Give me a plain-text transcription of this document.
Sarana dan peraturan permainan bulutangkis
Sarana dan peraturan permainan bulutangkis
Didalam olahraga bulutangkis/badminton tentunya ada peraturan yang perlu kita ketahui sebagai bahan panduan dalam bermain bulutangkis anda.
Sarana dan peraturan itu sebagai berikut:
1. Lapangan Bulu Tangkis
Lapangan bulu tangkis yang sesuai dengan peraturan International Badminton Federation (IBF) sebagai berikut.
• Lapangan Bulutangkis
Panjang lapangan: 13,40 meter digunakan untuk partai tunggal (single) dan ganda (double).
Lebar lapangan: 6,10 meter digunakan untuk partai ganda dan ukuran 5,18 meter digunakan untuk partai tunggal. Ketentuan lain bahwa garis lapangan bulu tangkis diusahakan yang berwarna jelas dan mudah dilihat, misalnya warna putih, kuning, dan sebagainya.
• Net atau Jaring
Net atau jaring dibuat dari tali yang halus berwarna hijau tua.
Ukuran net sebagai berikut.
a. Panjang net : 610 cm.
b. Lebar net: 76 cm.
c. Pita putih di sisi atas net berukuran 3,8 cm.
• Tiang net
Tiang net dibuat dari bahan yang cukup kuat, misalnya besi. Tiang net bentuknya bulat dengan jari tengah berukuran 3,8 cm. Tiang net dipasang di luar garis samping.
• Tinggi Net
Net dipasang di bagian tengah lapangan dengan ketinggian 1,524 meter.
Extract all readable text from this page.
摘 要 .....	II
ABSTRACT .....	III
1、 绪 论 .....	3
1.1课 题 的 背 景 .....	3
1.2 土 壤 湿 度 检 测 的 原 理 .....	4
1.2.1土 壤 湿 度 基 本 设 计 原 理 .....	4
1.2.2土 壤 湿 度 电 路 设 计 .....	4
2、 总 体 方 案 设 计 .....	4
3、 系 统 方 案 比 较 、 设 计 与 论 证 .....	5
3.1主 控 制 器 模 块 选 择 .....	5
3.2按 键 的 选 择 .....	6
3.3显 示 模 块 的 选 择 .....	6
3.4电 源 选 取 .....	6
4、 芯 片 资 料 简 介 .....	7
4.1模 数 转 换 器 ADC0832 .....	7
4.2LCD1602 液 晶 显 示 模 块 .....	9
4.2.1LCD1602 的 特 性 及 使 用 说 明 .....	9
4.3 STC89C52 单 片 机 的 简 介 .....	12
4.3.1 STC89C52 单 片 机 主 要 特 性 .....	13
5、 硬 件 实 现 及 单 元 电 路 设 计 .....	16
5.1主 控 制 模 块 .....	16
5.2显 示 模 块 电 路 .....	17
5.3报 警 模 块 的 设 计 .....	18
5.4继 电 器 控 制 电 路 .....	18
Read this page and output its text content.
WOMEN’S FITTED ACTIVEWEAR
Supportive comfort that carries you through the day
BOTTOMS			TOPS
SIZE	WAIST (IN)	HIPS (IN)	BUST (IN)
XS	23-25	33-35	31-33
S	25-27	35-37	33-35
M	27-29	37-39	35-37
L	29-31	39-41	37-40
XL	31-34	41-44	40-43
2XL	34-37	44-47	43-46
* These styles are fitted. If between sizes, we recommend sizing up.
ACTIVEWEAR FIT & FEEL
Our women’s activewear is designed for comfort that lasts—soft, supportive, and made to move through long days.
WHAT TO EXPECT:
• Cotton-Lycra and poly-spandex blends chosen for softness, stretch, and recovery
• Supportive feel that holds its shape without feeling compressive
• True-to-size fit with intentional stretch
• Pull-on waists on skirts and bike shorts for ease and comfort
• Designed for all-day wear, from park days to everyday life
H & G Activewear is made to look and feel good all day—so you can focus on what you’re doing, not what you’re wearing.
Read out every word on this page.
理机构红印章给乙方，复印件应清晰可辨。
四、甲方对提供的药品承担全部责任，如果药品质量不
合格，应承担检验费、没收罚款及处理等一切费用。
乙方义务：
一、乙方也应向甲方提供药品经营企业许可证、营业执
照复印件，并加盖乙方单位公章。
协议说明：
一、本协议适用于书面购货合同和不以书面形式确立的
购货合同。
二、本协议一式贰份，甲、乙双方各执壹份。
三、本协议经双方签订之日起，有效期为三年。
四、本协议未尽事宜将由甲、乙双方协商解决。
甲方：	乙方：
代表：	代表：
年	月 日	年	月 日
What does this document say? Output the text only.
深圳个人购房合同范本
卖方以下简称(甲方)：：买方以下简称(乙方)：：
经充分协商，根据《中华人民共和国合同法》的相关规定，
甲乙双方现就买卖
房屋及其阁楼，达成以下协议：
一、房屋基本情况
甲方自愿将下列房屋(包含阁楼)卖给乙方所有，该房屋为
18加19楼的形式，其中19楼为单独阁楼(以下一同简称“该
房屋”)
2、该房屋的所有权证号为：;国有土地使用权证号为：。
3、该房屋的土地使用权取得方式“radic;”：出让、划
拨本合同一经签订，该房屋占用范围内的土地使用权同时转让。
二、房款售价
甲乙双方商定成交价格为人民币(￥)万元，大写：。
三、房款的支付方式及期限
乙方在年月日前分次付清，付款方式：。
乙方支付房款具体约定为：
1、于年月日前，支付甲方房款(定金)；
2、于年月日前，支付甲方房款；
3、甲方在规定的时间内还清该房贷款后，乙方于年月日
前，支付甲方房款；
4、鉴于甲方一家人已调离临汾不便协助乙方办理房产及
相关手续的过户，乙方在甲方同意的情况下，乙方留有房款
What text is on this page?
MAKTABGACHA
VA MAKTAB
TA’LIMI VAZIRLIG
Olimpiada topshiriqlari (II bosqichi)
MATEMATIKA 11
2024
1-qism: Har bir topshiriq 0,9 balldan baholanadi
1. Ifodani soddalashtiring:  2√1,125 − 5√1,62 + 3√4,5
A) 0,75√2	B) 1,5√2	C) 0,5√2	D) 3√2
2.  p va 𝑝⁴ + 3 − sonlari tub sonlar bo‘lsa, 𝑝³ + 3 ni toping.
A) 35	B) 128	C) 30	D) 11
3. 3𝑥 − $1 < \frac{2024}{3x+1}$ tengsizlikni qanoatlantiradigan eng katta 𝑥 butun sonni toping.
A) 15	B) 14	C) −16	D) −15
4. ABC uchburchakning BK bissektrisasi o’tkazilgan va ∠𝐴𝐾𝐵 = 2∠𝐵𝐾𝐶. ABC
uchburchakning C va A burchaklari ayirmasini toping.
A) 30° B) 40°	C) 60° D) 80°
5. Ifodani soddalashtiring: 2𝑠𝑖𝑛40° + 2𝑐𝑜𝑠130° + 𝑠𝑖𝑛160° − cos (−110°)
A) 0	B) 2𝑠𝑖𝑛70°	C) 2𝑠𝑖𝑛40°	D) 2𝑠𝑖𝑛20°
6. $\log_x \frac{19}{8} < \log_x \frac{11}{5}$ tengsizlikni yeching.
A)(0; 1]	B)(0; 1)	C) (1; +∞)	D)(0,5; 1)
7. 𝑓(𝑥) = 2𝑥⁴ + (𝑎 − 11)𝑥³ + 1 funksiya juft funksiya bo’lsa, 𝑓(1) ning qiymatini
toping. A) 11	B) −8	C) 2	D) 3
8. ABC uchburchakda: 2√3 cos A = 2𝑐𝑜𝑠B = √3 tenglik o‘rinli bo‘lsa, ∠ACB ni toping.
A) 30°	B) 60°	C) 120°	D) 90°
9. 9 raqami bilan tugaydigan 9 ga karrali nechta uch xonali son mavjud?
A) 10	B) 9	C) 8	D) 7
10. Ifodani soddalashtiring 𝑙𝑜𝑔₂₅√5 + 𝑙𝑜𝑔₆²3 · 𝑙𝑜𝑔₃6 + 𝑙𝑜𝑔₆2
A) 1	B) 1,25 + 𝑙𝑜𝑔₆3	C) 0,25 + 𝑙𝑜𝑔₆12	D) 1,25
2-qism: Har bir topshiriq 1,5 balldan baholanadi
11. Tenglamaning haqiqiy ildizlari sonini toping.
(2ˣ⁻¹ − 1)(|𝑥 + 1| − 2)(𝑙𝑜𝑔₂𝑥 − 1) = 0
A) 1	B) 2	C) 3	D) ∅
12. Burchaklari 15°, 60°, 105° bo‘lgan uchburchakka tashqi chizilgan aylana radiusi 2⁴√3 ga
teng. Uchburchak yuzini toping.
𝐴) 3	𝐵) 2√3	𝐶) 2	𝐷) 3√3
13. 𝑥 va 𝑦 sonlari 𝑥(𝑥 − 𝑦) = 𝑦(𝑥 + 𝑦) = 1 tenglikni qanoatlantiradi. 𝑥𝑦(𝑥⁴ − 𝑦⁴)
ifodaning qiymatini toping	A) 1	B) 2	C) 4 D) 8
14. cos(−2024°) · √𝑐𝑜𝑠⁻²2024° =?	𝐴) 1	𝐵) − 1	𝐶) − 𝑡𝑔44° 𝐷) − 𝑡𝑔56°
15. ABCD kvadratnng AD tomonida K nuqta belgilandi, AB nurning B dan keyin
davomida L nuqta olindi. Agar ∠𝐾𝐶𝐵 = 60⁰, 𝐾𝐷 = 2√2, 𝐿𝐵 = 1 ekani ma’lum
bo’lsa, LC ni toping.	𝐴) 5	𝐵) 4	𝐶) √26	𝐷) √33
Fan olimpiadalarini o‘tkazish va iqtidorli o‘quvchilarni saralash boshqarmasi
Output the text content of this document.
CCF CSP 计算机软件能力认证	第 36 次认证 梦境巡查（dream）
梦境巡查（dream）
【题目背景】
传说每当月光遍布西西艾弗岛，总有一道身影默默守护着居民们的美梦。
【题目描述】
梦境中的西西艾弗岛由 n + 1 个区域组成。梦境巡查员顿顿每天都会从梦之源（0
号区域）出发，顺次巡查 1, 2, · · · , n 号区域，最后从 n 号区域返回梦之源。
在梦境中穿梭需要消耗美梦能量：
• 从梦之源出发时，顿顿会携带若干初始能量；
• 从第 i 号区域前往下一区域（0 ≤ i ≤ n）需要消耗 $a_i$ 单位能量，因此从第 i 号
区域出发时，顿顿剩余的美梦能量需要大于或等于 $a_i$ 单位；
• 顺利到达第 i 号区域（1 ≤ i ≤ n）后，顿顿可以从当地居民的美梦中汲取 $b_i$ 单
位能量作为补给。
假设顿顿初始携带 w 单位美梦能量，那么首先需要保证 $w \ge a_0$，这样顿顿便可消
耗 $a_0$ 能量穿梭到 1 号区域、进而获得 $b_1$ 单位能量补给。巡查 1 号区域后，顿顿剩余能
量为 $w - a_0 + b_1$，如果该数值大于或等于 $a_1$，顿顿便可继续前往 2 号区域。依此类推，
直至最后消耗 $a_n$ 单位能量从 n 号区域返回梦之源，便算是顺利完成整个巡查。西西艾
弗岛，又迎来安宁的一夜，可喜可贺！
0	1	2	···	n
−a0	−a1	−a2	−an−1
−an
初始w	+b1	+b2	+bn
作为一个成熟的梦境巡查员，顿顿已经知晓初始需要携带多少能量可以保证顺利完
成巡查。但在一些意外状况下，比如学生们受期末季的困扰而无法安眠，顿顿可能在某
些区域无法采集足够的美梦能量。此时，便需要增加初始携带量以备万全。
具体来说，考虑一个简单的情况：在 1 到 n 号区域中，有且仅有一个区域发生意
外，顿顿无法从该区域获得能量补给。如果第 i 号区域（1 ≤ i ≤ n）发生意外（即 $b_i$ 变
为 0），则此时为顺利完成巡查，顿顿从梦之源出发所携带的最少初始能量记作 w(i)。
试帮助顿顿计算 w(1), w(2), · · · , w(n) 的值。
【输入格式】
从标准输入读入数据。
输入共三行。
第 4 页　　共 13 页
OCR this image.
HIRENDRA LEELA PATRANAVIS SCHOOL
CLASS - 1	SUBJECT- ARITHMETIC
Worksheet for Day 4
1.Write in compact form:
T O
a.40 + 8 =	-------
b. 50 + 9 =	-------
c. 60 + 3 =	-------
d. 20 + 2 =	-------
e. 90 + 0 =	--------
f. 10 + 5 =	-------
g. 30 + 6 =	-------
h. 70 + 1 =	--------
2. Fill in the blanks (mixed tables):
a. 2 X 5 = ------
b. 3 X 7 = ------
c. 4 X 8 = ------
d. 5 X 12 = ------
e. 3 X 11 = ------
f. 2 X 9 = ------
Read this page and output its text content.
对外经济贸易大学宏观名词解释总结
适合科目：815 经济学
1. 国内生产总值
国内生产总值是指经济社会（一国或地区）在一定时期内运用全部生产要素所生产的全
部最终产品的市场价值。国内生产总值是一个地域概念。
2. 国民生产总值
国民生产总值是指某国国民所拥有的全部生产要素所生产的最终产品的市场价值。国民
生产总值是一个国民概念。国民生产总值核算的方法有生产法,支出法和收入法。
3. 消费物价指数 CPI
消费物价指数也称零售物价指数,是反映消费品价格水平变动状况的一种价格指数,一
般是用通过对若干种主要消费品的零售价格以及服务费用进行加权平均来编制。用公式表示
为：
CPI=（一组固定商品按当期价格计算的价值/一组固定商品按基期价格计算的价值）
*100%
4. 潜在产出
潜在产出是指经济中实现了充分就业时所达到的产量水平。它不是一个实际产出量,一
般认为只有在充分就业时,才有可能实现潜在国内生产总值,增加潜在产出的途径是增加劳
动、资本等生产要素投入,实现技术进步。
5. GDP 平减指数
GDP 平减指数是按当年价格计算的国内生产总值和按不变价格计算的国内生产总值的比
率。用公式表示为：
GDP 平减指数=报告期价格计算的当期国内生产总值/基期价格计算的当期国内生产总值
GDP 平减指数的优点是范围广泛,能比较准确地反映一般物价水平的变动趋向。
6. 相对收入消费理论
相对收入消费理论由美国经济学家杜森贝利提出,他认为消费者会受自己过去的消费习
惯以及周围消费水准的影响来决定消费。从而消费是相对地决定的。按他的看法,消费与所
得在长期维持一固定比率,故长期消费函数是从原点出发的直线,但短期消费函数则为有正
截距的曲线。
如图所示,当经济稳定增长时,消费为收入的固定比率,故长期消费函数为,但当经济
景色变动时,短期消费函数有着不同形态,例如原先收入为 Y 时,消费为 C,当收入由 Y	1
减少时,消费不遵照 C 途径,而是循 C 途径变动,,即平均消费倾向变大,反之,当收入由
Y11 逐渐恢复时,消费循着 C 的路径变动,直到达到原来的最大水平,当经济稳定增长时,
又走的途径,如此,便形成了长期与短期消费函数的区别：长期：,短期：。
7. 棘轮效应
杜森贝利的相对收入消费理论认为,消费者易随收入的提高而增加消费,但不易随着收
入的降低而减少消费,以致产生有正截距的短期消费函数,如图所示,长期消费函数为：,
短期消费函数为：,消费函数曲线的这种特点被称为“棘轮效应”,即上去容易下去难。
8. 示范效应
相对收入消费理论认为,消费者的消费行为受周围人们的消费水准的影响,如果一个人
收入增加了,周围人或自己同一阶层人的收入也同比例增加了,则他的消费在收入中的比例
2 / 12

----

**Your instructions**
Isolate the lines above that contain the word "stretch" and copy them.

**The output**
• Cotton-Lycra and poly-spandex blends chosen for softness, stretch, and recovery
• True-to-size fit with intentional stretch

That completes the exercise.